Copy, from the entries below, each line in which the string "Twoje" appears.

· · ·

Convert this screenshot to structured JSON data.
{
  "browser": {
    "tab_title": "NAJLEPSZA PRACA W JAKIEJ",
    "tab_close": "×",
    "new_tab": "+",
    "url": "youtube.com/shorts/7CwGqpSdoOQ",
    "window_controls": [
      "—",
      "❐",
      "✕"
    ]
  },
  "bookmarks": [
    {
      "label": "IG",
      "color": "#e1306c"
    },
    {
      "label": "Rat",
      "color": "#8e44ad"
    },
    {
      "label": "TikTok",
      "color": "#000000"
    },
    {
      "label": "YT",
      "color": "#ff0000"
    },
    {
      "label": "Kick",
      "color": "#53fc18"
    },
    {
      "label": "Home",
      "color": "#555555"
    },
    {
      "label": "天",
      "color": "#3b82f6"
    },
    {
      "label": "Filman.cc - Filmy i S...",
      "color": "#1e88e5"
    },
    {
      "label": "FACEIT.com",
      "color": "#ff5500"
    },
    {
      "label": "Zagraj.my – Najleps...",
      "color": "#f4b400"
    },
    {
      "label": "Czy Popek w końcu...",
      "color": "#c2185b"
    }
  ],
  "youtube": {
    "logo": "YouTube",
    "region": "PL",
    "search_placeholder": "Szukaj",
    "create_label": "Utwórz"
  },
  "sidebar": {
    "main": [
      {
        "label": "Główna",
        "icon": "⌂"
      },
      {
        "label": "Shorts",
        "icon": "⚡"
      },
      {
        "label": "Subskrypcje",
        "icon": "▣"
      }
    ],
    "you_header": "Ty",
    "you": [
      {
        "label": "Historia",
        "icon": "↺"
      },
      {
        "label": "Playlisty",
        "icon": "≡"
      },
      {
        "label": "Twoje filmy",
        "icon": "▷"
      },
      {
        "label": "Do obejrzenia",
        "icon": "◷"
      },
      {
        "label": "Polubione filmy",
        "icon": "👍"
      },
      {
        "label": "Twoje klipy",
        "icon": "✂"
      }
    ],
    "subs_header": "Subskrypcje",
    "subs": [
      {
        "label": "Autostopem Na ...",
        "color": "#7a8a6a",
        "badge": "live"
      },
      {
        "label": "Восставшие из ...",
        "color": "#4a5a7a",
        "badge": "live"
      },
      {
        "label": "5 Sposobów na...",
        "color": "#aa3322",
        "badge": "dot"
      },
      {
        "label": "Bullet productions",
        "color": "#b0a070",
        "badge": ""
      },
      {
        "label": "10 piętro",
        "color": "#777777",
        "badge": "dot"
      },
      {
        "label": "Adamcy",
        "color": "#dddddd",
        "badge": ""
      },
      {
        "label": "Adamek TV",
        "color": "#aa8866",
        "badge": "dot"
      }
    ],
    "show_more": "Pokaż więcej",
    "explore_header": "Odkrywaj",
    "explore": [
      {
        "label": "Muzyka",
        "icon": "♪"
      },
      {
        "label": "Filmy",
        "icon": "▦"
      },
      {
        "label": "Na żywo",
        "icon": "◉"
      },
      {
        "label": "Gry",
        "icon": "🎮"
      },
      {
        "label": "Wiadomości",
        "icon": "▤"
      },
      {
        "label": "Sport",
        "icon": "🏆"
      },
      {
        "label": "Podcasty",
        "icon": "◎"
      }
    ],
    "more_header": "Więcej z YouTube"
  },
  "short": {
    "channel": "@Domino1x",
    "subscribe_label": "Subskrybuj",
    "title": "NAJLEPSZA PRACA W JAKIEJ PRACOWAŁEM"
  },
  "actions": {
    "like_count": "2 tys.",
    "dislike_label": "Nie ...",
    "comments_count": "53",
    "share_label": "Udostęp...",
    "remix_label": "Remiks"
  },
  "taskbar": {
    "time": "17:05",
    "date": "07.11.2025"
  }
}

· · ·

Correct result:
        "label": "Twoje filmy",
        "label": "Twoje klipy",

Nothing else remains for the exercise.